* **Stated exercise**
Report only how many lines hold the word "param".

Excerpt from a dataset
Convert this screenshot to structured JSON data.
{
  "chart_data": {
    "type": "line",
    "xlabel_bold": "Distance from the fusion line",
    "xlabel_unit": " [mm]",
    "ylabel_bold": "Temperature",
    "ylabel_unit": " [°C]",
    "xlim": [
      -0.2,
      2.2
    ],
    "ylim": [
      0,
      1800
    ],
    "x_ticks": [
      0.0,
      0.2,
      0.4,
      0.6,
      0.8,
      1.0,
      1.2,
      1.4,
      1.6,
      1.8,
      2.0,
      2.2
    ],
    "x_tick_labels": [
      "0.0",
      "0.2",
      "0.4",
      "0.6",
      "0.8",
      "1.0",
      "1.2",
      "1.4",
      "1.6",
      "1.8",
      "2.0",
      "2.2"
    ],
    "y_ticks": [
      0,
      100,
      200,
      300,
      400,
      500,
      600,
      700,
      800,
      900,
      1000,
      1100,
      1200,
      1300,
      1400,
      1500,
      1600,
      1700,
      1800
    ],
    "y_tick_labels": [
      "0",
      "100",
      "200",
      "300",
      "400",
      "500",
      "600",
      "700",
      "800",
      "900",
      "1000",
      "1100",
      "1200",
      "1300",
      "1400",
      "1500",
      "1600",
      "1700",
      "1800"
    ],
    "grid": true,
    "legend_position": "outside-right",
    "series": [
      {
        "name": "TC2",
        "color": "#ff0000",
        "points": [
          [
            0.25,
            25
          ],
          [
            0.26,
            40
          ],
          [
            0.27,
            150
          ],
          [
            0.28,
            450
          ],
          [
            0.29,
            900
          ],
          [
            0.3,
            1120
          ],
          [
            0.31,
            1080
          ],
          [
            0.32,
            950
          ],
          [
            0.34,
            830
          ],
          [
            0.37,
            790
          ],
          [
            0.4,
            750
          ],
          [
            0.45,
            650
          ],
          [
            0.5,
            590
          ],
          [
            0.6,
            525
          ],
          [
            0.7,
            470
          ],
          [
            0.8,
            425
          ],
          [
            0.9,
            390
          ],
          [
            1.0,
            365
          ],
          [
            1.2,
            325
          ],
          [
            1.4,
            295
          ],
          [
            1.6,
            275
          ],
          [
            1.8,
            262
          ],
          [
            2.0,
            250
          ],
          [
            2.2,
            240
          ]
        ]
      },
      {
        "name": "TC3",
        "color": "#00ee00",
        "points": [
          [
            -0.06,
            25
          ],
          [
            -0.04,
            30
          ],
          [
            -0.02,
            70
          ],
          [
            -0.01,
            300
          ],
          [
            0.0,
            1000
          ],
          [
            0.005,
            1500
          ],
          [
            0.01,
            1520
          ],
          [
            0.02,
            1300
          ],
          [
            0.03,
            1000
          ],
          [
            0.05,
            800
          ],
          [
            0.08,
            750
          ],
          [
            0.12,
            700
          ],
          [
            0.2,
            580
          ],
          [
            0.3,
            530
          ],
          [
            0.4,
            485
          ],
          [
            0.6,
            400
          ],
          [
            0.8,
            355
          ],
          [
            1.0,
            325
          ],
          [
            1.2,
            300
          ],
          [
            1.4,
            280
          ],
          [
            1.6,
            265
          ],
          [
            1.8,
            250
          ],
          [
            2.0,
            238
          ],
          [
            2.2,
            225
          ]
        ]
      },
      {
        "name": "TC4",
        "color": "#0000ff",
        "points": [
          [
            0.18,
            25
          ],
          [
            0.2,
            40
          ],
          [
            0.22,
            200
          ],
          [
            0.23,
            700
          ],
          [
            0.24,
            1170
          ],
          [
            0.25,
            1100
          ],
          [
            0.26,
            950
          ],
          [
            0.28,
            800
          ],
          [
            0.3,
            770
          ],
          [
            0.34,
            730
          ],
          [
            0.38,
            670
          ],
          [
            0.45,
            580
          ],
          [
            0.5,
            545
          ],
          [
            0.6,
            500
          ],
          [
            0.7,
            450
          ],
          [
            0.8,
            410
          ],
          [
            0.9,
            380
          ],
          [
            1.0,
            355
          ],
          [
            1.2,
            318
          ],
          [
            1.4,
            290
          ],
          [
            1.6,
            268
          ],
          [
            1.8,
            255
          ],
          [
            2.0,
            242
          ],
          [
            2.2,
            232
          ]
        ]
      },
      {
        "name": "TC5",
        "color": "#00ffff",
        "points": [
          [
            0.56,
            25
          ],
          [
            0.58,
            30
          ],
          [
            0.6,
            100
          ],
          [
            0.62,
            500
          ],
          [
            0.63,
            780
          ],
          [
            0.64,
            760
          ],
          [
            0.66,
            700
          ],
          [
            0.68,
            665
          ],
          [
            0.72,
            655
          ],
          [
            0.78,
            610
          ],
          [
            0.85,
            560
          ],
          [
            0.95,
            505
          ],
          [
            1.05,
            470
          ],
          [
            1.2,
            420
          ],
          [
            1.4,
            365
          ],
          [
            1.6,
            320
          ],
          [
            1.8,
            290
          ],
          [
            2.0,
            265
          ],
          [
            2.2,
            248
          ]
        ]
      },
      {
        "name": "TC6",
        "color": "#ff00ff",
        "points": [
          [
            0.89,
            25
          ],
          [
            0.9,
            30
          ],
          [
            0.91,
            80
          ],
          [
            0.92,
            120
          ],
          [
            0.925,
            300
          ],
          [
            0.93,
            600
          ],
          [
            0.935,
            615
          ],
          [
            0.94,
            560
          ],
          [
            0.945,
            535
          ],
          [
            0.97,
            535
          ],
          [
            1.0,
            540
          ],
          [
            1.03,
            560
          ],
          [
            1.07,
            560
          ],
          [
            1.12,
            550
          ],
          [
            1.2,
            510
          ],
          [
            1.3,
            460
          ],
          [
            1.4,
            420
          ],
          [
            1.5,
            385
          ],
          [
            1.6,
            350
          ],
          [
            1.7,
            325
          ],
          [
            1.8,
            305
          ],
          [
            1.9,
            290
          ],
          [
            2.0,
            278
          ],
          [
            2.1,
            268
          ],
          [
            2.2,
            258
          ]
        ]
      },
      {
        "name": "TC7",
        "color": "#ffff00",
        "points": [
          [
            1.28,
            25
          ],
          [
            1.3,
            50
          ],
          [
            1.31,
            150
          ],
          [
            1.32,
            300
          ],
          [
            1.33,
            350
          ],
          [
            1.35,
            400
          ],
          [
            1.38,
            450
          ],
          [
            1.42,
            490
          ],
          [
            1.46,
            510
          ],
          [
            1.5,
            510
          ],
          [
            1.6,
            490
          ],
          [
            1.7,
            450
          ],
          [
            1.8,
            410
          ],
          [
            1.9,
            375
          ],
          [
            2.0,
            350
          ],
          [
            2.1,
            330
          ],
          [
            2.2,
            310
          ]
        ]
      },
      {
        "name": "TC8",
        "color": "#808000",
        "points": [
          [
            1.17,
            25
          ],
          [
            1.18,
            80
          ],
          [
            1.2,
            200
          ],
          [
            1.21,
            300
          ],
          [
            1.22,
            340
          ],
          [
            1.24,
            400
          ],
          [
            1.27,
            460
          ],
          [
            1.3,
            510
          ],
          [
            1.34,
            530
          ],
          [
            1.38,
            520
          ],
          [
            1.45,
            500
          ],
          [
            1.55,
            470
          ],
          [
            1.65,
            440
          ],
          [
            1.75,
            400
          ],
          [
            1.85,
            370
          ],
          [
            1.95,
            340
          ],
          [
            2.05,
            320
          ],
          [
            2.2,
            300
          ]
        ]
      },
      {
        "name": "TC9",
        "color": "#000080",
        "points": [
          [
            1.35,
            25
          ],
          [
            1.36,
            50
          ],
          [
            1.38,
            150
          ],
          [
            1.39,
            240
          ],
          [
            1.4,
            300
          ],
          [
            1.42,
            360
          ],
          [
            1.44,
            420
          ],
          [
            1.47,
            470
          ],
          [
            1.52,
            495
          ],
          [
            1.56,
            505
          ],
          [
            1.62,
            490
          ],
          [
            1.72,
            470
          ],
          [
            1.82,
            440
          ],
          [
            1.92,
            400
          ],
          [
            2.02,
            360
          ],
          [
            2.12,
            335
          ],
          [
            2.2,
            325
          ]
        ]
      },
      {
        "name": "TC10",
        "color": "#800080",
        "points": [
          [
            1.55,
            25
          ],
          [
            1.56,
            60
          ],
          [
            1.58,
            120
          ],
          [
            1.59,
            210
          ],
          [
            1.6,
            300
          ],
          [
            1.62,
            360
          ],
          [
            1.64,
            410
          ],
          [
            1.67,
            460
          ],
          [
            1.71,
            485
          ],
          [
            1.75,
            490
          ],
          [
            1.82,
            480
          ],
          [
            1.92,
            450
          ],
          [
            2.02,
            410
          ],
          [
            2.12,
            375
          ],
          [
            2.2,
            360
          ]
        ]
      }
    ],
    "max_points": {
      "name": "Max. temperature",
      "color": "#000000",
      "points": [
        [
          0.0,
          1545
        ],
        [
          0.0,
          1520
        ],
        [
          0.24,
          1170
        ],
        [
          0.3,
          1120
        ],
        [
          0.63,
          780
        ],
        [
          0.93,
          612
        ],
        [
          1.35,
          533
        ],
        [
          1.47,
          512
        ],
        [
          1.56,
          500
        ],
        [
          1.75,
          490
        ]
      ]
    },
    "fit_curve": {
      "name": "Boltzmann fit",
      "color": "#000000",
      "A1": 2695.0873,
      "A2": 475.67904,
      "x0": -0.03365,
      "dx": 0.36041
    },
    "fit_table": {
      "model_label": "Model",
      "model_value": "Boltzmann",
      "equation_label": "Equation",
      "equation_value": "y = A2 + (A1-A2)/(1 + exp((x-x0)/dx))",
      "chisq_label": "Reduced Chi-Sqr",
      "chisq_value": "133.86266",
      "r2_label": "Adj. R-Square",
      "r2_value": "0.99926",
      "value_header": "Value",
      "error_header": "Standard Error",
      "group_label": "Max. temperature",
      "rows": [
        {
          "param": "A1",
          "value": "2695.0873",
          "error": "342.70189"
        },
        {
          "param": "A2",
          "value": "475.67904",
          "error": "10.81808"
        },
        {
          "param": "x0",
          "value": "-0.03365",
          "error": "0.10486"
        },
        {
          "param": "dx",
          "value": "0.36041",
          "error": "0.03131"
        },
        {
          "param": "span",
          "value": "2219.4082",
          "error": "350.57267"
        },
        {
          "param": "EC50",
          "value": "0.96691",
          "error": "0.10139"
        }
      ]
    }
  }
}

* **Final answer**
6